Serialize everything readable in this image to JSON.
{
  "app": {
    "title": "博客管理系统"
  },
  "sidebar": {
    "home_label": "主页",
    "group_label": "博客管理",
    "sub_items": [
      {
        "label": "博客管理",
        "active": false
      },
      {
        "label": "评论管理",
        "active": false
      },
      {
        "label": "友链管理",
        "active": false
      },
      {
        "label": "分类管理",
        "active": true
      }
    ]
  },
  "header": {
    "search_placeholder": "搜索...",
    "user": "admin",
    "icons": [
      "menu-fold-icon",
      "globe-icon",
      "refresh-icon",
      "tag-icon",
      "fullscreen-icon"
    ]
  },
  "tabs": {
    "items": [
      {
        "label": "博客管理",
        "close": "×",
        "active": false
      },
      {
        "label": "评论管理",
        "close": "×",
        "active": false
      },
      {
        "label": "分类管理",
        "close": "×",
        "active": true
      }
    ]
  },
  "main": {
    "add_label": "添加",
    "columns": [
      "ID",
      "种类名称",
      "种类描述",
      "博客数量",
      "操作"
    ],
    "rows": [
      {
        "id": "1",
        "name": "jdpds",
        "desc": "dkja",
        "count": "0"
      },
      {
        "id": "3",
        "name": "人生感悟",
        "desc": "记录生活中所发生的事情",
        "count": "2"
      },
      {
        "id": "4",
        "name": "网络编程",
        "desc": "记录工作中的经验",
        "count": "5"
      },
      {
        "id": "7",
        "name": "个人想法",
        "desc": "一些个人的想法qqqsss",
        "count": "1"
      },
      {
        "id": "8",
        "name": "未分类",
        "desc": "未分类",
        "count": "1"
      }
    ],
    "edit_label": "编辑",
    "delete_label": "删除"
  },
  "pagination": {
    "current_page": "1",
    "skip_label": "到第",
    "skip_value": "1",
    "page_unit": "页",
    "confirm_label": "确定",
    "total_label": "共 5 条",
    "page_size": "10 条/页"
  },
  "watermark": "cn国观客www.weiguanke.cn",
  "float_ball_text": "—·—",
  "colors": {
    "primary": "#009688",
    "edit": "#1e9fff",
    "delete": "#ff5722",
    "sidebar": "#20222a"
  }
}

=-=-=-=-=

Repeat all entries. Match them exactly.

## Answer for the task
Serialize everything readable in this image to JSON.
{
  "app": {
    "title": "博客管理系统"
  },
  "sidebar": {
    "home_label": "主页",
    "group_label": "博客管理",
    "sub_items": [
      {
        "label": "博客管理",
        "active": false
      },
      {
        "label": "评论管理",
        "active": false
      },
      {
        "label": "友链管理",
        "active": false
      },
      {
        "label": "分类管理",
        "active": true
      }
    ]
  },
  "header": {
    "search_placeholder": "搜索...",
    "user": "admin",
    "icons": [
      "menu-fold-icon",
      "globe-icon",
      "refresh-icon",
      "tag-icon",
      "fullscreen-icon"
    ]
  },
  "tabs": {
    "items": [
      {
        "label": "博客管理",
        "close": "×",
        "active": false
      },
      {
        "label": "评论管理",
        "close": "×",
        "active": false
      },
      {
        "label": "分类管理",
        "close": "×",
        "active": true
      }
    ]
  },
  "main": {
    "add_label": "添加",
    "columns": [
      "ID",
      "种类名称",
      "种类描述",
      "博客数量",
      "操作"
    ],
    "rows": [
      {
        "id": "1",
        "name": "jdpds",
        "desc": "dkja",
        "count": "0"
      },
      {
        "id": "3",
        "name": "人生感悟",
        "desc": "记录生活中所发生的事情",
        "count": "2"
      },
      {
        "id": "4",
        "name": "网络编程",
        "desc": "记录工作中的经验",
        "count": "5"
      },
      {
        "id": "7",
        "name": "个人想法",
        "desc": "一些个人的想法qqqsss",
        "count": "1"
      },
      {
        "id": "8",
        "name": "未分类",
        "desc": "未分类",
        "count": "1"
      }
    ],
    "edit_label": "编辑",
    "delete_label": "删除"
  },
  "pagination": {
    "current_page": "1",
    "skip_label": "到第",
    "skip_value": "1",
    "page_unit": "页",
    "confirm_label": "确定",
    "total_label": "共 5 条",
    "page_size": "10 条/页"
  },
  "watermark": "cn国观客www.weiguanke.cn",
  "float_ball_text": "—·—",
  "colors": {
    "primary": "#009688",
    "edit": "#1e9fff",
    "delete": "#ff5722",
    "sidebar": "#20222a"
  }
}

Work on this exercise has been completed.